Saved data entries:
* START *

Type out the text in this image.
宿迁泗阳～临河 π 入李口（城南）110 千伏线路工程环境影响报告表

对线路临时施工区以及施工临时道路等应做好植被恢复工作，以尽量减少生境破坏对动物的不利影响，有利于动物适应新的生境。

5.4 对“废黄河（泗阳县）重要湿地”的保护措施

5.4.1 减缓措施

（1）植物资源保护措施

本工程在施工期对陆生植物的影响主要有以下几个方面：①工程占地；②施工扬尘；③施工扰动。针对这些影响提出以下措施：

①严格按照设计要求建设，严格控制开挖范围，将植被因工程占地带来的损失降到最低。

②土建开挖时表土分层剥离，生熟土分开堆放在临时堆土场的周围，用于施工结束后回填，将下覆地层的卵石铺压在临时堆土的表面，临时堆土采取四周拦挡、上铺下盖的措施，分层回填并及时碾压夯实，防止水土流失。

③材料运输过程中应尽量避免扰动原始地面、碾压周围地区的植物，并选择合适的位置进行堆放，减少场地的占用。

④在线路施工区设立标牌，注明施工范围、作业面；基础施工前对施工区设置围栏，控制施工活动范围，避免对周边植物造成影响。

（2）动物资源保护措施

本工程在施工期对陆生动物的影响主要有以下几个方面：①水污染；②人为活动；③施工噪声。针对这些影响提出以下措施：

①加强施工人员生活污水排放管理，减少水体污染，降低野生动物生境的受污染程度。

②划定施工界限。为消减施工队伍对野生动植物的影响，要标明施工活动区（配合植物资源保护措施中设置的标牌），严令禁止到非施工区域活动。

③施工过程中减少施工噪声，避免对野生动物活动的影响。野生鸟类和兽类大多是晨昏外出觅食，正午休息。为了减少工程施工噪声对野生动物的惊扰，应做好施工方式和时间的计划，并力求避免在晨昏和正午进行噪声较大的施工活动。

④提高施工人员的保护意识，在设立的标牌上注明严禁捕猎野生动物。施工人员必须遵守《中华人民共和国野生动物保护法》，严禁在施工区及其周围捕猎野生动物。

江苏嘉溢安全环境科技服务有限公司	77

* END *

## CHALLENGE
From the listing above, extract every line exactly as it stands.

## THE OUTPUT
Type out the text in this image.
宿迁泗阳～临河 π 入李口（城南）110 千伏线路工程环境影响报告表

对线路临时施工区以及施工临时道路等应做好植被恢复工作，以尽量减少生境破坏对动物的不利影响，有利于动物适应新的生境。

5.4 对“废黄河（泗阳县）重要湿地”的保护措施

5.4.1 减缓措施

（1）植物资源保护措施

本工程在施工期对陆生植物的影响主要有以下几个方面：①工程占地；②施工扬尘；③施工扰动。针对这些影响提出以下措施：

①严格按照设计要求建设，严格控制开挖范围，将植被因工程占地带来的损失降到最低。

②土建开挖时表土分层剥离，生熟土分开堆放在临时堆土场的周围，用于施工结束后回填，将下覆地层的卵石铺压在临时堆土的表面，临时堆土采取四周拦挡、上铺下盖的措施，分层回填并及时碾压夯实，防止水土流失。

③材料运输过程中应尽量避免扰动原始地面、碾压周围地区的植物，并选择合适的位置进行堆放，减少场地的占用。

④在线路施工区设立标牌，注明施工范围、作业面；基础施工前对施工区设置围栏，控制施工活动范围，避免对周边植物造成影响。

（2）动物资源保护措施

本工程在施工期对陆生动物的影响主要有以下几个方面：①水污染；②人为活动；③施工噪声。针对这些影响提出以下措施：

①加强施工人员生活污水排放管理，减少水体污染，降低野生动物生境的受污染程度。

②划定施工界限。为消减施工队伍对野生动植物的影响，要标明施工活动区（配合植物资源保护措施中设置的标牌），严令禁止到非施工区域活动。

③施工过程中减少施工噪声，避免对野生动物活动的影响。野生鸟类和兽类大多是晨昏外出觅食，正午休息。为了减少工程施工噪声对野生动物的惊扰，应做好施工方式和时间的计划，并力求避免在晨昏和正午进行噪声较大的施工活动。

④提高施工人员的保护意识，在设立的标牌上注明严禁捕猎野生动物。施工人员必须遵守《中华人民共和国野生动物保护法》，严禁在施工区及其周围捕猎野生动物。

江苏嘉溢安全环境科技服务有限公司	77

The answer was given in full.